◆ REQUIRED WORK: Write out the records again, exactly, leaving none out.

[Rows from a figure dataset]
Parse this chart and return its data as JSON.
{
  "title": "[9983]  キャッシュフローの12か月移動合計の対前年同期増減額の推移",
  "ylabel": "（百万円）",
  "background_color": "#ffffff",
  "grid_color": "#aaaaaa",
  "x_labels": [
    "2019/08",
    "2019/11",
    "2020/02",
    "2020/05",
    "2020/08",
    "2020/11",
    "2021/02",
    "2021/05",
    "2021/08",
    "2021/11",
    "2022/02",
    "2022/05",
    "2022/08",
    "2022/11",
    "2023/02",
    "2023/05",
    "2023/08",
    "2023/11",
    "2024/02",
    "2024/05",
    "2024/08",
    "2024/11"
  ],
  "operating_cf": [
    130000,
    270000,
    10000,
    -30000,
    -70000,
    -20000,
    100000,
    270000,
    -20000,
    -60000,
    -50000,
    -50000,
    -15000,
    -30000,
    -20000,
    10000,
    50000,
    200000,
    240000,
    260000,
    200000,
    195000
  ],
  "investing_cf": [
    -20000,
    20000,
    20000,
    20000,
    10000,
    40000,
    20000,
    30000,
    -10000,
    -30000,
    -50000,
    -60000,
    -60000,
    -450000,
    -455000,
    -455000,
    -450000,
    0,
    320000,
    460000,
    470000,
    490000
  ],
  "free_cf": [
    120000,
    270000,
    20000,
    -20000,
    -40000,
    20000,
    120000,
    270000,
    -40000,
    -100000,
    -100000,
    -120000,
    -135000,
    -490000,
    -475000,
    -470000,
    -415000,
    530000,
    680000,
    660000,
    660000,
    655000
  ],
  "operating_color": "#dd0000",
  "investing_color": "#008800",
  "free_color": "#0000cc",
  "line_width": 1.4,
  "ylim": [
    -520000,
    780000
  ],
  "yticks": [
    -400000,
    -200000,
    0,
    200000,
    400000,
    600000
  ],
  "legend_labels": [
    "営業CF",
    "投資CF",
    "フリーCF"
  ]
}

◆ SOLUTION:
Parse this chart and return its data as JSON.
{
  "title": "[9983]  キャッシュフローの12か月移動合計の対前年同期増減額の推移",
  "ylabel": "（百万円）",
  "background_color": "#ffffff",
  "grid_color": "#aaaaaa",
  "x_labels": [
    "2019/08",
    "2019/11",
    "2020/02",
    "2020/05",
    "2020/08",
    "2020/11",
    "2021/02",
    "2021/05",
    "2021/08",
    "2021/11",
    "2022/02",
    "2022/05",
    "2022/08",
    "2022/11",
    "2023/02",
    "2023/05",
    "2023/08",
    "2023/11",
    "2024/02",
    "2024/05",
    "2024/08",
    "2024/11"
  ],
  "operating_cf": [
    130000,
    270000,
    10000,
    -30000,
    -70000,
    -20000,
    100000,
    270000,
    -20000,
    -60000,
    -50000,
    -50000,
    -15000,
    -30000,
    -20000,
    10000,
    50000,
    200000,
    240000,
    260000,
    200000,
    195000
  ],
  "investing_cf": [
    -20000,
    20000,
    20000,
    20000,
    10000,
    40000,
    20000,
    30000,
    -10000,
    -30000,
    -50000,
    -60000,
    -60000,
    -450000,
    -455000,
    -455000,
    -450000,
    0,
    320000,
    460000,
    470000,
    490000
  ],
  "free_cf": [
    120000,
    270000,
    20000,
    -20000,
    -40000,
    20000,
    120000,
    270000,
    -40000,
    -100000,
    -100000,
    -120000,
    -135000,
    -490000,
    -475000,
    -470000,
    -415000,
    530000,
    680000,
    660000,
    660000,
    655000
  ],
  "operating_color": "#dd0000",
  "investing_color": "#008800",
  "free_color": "#0000cc",
  "line_width": 1.4,
  "ylim": [
    -520000,
    780000
  ],
  "yticks": [
    -400000,
    -200000,
    0,
    200000,
    400000,
    600000
  ],
  "legend_labels": [
    "営業CF",
    "投資CF",
    "フリーCF"
  ]
}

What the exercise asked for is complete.